• [Exercise details]
Collect each line containing "质点在y方向上匀速运动".

• [Exercise input]
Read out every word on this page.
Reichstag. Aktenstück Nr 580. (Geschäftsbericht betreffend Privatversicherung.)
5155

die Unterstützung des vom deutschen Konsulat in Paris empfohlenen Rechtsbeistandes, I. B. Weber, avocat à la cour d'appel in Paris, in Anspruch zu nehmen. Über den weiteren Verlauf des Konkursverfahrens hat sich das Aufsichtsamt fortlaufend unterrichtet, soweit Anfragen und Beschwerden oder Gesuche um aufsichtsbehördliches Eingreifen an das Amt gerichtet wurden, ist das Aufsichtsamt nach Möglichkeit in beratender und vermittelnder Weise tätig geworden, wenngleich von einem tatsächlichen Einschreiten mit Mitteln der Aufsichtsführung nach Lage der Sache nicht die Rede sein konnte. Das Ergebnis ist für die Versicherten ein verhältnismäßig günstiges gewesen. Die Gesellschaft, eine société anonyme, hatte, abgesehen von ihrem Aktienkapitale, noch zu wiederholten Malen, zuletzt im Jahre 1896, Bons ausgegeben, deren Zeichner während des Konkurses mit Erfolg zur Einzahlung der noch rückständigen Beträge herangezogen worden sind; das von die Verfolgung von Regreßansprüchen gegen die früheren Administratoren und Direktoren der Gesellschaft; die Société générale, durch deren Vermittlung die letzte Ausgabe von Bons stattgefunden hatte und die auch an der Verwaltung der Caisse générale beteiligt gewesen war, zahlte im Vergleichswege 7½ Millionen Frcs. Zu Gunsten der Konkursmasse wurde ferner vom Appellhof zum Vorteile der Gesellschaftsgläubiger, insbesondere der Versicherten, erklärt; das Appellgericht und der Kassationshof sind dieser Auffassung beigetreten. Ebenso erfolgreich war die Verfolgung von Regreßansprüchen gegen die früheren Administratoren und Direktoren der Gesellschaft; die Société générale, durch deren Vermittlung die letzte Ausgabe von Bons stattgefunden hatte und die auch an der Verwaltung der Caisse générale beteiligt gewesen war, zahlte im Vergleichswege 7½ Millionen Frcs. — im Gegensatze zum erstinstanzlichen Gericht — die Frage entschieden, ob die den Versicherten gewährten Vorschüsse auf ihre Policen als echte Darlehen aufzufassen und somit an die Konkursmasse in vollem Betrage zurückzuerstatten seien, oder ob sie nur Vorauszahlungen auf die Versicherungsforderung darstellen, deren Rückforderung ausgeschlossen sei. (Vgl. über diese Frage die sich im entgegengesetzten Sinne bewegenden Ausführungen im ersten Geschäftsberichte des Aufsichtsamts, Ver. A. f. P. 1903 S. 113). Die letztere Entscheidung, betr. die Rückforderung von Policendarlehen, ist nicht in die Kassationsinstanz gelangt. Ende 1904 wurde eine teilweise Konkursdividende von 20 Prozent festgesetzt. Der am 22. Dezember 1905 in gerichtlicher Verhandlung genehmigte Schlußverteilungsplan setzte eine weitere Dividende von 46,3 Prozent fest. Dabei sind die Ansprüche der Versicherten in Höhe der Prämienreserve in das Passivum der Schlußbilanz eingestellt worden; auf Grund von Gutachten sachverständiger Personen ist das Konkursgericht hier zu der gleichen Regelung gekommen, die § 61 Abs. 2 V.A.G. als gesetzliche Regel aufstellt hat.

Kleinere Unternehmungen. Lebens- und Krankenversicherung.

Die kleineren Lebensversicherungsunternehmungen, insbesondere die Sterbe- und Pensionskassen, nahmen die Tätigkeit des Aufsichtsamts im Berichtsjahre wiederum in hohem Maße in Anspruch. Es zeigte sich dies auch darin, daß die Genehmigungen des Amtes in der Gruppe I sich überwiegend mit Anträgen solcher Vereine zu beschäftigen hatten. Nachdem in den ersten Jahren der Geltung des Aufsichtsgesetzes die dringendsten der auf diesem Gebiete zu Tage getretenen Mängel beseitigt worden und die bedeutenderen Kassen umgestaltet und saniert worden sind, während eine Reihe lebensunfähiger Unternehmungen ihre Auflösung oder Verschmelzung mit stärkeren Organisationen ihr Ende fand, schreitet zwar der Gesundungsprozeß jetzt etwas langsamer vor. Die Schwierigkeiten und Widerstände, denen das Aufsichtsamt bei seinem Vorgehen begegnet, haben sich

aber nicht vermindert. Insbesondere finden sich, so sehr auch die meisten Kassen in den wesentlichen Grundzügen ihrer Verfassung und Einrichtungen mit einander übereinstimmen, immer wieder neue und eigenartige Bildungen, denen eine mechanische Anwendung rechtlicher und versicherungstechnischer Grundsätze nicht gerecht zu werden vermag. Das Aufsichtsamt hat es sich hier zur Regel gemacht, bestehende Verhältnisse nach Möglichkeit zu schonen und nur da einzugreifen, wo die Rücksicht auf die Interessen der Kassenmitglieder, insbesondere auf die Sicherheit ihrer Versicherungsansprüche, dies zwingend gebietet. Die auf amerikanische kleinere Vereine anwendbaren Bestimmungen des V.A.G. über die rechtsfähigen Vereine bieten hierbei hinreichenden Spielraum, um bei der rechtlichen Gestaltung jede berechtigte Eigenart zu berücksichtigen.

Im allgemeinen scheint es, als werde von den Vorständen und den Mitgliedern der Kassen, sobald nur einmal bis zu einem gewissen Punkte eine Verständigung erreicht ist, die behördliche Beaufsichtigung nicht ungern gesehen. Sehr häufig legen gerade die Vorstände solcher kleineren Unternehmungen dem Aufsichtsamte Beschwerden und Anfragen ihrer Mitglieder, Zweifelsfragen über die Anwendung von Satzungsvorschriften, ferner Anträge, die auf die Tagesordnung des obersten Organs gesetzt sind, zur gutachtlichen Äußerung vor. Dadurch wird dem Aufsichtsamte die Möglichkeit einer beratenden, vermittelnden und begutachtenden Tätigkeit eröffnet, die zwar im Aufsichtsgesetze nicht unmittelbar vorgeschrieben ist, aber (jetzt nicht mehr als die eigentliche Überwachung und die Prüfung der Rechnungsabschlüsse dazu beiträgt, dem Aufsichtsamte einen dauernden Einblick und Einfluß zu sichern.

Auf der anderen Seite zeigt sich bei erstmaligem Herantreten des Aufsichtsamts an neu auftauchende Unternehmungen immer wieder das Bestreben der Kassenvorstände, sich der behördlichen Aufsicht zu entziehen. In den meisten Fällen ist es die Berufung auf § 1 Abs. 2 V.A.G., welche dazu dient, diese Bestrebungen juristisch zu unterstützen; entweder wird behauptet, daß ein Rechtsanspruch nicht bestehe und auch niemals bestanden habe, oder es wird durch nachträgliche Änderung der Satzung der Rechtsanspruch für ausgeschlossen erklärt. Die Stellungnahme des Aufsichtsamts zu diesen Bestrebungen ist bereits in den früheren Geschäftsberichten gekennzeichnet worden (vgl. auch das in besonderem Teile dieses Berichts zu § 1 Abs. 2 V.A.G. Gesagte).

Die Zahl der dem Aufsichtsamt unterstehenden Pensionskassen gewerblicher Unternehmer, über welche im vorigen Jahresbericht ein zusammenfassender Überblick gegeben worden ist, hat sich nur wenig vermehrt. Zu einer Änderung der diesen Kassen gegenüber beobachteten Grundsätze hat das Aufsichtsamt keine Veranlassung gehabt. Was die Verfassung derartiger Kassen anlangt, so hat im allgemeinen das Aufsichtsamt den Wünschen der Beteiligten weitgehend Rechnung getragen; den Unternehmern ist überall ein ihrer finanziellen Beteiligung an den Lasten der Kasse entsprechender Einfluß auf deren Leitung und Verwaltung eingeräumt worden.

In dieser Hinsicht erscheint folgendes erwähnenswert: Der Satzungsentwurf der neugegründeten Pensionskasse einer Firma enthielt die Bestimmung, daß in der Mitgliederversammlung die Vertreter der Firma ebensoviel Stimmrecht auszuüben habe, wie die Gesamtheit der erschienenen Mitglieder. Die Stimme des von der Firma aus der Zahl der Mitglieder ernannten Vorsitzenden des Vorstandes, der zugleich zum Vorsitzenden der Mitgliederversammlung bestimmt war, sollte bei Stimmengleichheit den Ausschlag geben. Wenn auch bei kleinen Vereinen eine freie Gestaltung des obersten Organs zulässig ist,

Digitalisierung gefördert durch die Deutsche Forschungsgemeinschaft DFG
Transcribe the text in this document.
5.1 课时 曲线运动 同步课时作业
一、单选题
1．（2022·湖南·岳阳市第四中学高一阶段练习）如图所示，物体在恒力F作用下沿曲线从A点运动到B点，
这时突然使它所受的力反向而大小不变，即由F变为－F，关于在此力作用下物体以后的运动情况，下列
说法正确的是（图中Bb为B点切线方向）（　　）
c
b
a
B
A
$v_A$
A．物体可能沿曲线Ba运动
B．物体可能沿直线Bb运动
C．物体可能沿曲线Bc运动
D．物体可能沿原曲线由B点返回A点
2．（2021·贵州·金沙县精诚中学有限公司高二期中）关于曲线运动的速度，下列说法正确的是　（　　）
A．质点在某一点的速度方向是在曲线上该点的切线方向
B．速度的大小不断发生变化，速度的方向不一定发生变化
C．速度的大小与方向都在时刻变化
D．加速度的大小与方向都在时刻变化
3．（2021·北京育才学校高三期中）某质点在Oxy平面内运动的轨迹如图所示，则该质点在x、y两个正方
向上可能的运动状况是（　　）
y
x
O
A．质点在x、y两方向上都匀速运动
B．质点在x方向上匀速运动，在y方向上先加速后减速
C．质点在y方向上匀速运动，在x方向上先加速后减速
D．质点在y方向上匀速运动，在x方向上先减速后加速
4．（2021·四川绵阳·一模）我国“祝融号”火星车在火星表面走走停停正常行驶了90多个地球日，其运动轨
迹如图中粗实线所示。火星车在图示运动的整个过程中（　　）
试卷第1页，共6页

• [Expected answer]
C．质点在y方向上匀速运动，在x方向上先加速后减速
D．质点在y方向上匀速运动，在x方向上先减速后加速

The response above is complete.